__Aim__:
Search the material below for the word "type". Copy every line that has it.

__Recorded data__:
§ §

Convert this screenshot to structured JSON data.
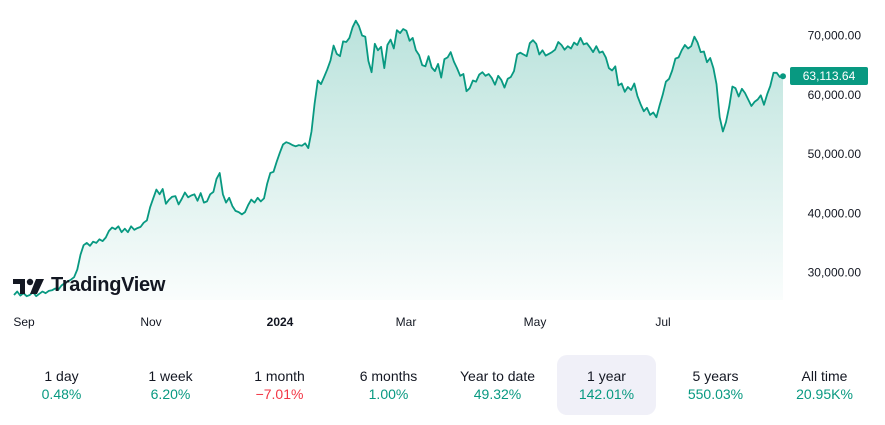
{
  "brand": {
    "name": "TradingView"
  },
  "colors": {
    "line": "#089981",
    "positive": "#089981",
    "negative": "#f23645",
    "active_tab_bg": "#f0f0f8"
  },
  "chart_data": {
    "type": "area",
    "x_labels": [
      "Sep",
      "Nov",
      "2024",
      "Mar",
      "May",
      "Jul"
    ],
    "y_ticks": [
      "30,000.00",
      "40,000.00",
      "50,000.00",
      "60,000.00",
      "70,000.00"
    ],
    "ylim": [
      25000,
      73500
    ],
    "last_value_label": "63,113.64",
    "series": [
      {
        "values": [
          26200,
          26800,
          26100,
          26500,
          26000,
          26200,
          26700,
          26000,
          26400,
          26800,
          26500,
          26900,
          27000,
          27300,
          27100,
          27800,
          28200,
          28500,
          28800,
          29200,
          30500,
          33000,
          34600,
          35000,
          34500,
          35200,
          35000,
          35600,
          35300,
          35900,
          37000,
          37600,
          37300,
          37800,
          36800,
          37400,
          36800,
          37800,
          37200,
          37500,
          37700,
          38400,
          38800,
          41000,
          42500,
          44000,
          43200,
          44100,
          41600,
          42300,
          42800,
          42900,
          41500,
          42400,
          43500,
          42700,
          43000,
          43200,
          42100,
          43400,
          41800,
          42000,
          43200,
          43600,
          45800,
          46800,
          43200,
          41800,
          42600,
          41200,
          40400,
          40200,
          39800,
          40200,
          41400,
          42300,
          41800,
          42600,
          42000,
          42500,
          45000,
          46800,
          47000,
          48700,
          50200,
          51600,
          52000,
          51800,
          51500,
          51300,
          51500,
          51400,
          51800,
          51000,
          53800,
          58500,
          62400,
          61800,
          63000,
          64300,
          65800,
          68300,
          66900,
          66500,
          69000,
          68900,
          69600,
          71400,
          72500,
          71600,
          70000,
          69800,
          65700,
          63800,
          68600,
          67500,
          68100,
          64500,
          68400,
          69300,
          67800,
          70900,
          70400,
          71100,
          70800,
          69100,
          69600,
          67500,
          66700,
          65000,
          64800,
          66500,
          64600,
          64000,
          65200,
          62900,
          66000,
          66300,
          67200,
          65600,
          64500,
          63200,
          63500,
          60600,
          61100,
          62400,
          62200,
          63400,
          63800,
          63200,
          63500,
          62800,
          61700,
          63200,
          62500,
          61200,
          62700,
          63000,
          64000,
          66800,
          67100,
          66800,
          66500,
          68700,
          69200,
          68600,
          66800,
          67500,
          66600,
          66900,
          67200,
          67600,
          68900,
          68400,
          67600,
          68200,
          67800,
          68800,
          68400,
          69600,
          68500,
          68700,
          68000,
          67200,
          68200,
          67100,
          67300,
          66300,
          64500,
          64100,
          64800,
          61600,
          61900,
          60500,
          61300,
          60800,
          61900,
          59800,
          58400,
          57200,
          57800,
          56600,
          57000,
          56200,
          58200,
          60000,
          62200,
          62700,
          64100,
          66100,
          66300,
          67500,
          68400,
          67800,
          68200,
          69800,
          68800,
          67200,
          67300,
          65500,
          66200,
          64500,
          61800,
          56200,
          53800,
          55400,
          58000,
          61400,
          61100,
          59700,
          61000,
          60300,
          59200,
          58100,
          58800,
          59200,
          59900,
          58300,
          60100,
          61500,
          63700,
          63700,
          63000,
          63113.64
        ]
      }
    ]
  },
  "periods": [
    {
      "label": "1 day",
      "change": "0.48%",
      "sign": "pos"
    },
    {
      "label": "1 week",
      "change": "6.20%",
      "sign": "pos"
    },
    {
      "label": "1 month",
      "change": "−7.01%",
      "sign": "neg"
    },
    {
      "label": "6 months",
      "change": "1.00%",
      "sign": "pos"
    },
    {
      "label": "Year to date",
      "change": "49.32%",
      "sign": "pos"
    },
    {
      "label": "1 year",
      "change": "142.01%",
      "sign": "pos",
      "active": true
    },
    {
      "label": "5 years",
      "change": "550.03%",
      "sign": "pos"
    },
    {
      "label": "All time",
      "change": "20.95K%",
      "sign": "pos"
    }
  ]
}
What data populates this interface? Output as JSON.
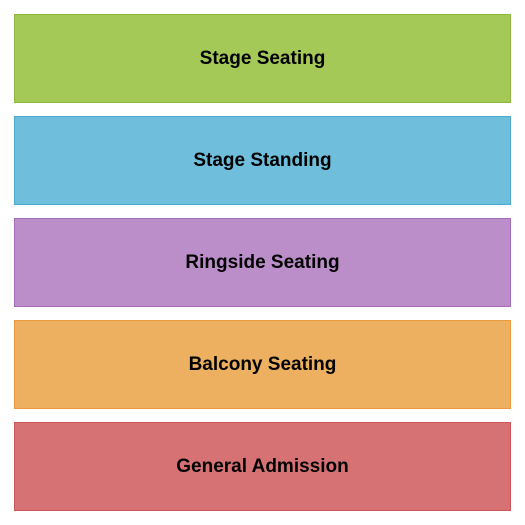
{
  "seating_chart": {
    "type": "infographic",
    "background_color": "#ffffff",
    "label_fontsize": 19,
    "label_fontweight": "bold",
    "label_color": "#000000",
    "gap": 13,
    "padding": 14,
    "sections": [
      {
        "label": "Stage Seating",
        "fill_color": "#a5c957",
        "border_color": "#8fb83f"
      },
      {
        "label": "Stage Standing",
        "fill_color": "#6ebedc",
        "border_color": "#4ca9cd"
      },
      {
        "label": "Ringside Seating",
        "fill_color": "#bb8dc9",
        "border_color": "#a86cb9"
      },
      {
        "label": "Balcony Seating",
        "fill_color": "#edb061",
        "border_color": "#e99b3d"
      },
      {
        "label": "General Admission",
        "fill_color": "#d77274",
        "border_color": "#cc5557"
      }
    ]
  }
}
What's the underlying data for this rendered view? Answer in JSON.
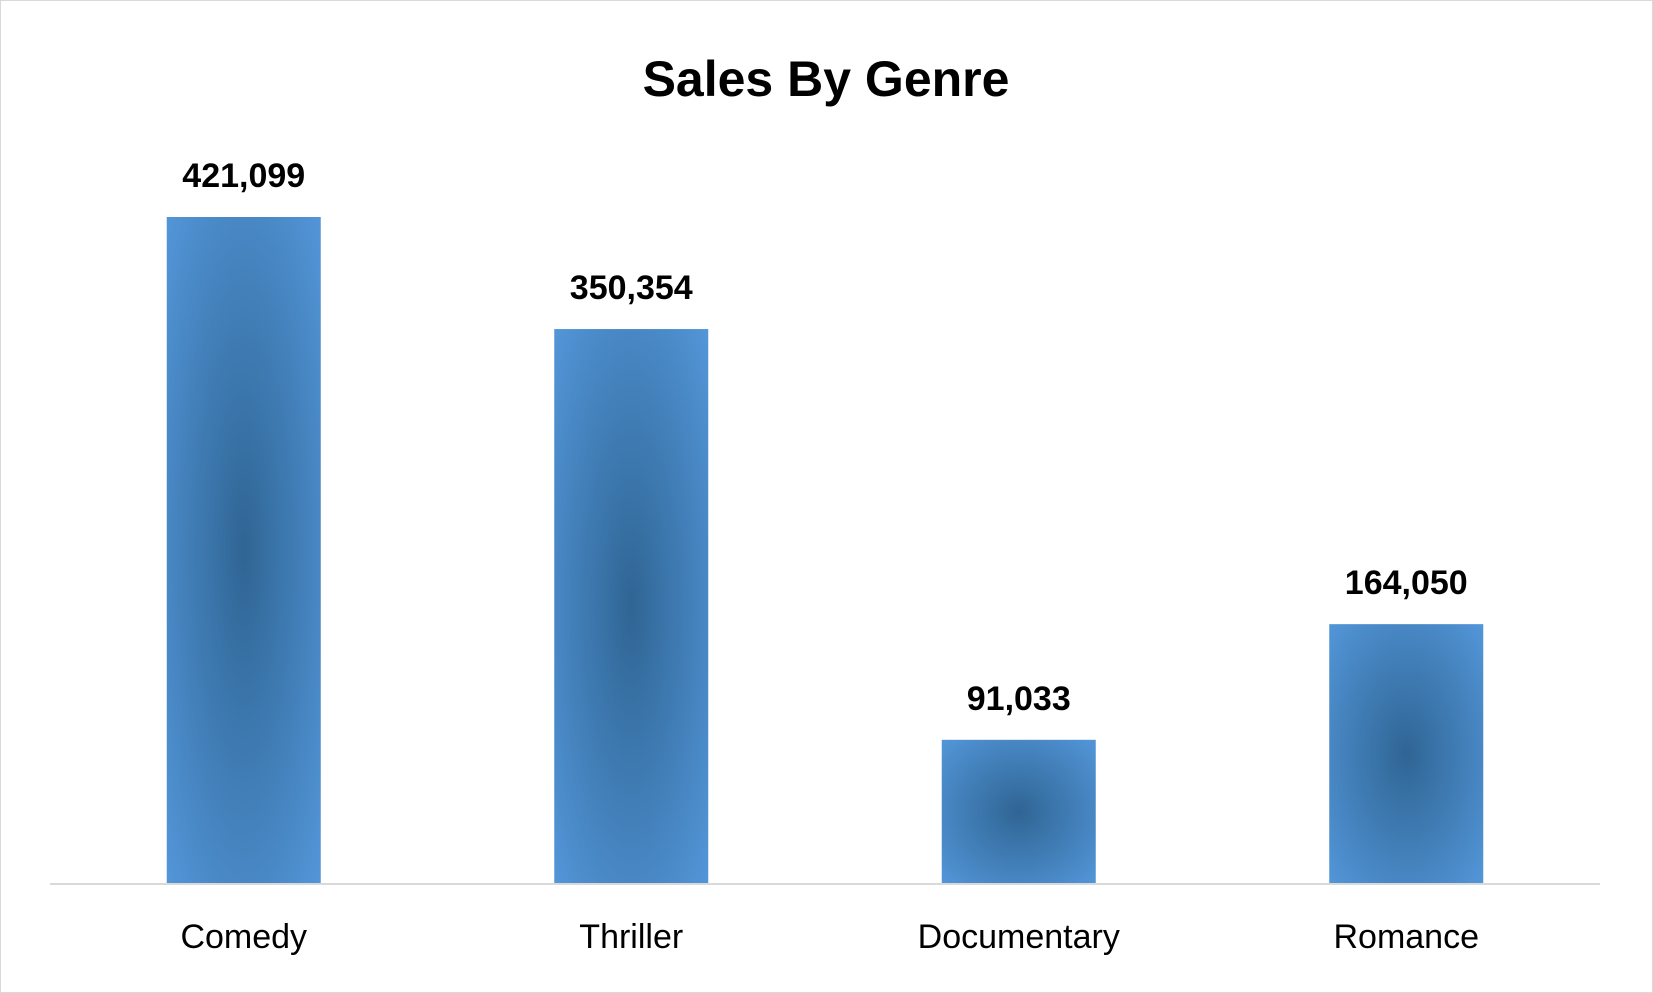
{
  "chart_data": {
    "type": "bar",
    "title": "Sales By Genre",
    "xlabel": "",
    "ylabel": "",
    "categories": [
      "Comedy",
      "Thriller",
      "Documentary",
      "Romance"
    ],
    "values": [
      421099,
      350354,
      91033,
      164050
    ],
    "data_labels": [
      "421,099",
      "350,354",
      "91,033",
      "164,050"
    ],
    "ylim": [
      0,
      421099
    ],
    "grid": false,
    "legend": "none",
    "colors": {
      "bar_light": "#5599dd",
      "bar_dark": "#2f6594",
      "axis": "#d9d9d9",
      "text": "#000000"
    }
  }
}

§ §

__Reply__:
    "type": "area",
    "type": "infographic",
    "type": "bar",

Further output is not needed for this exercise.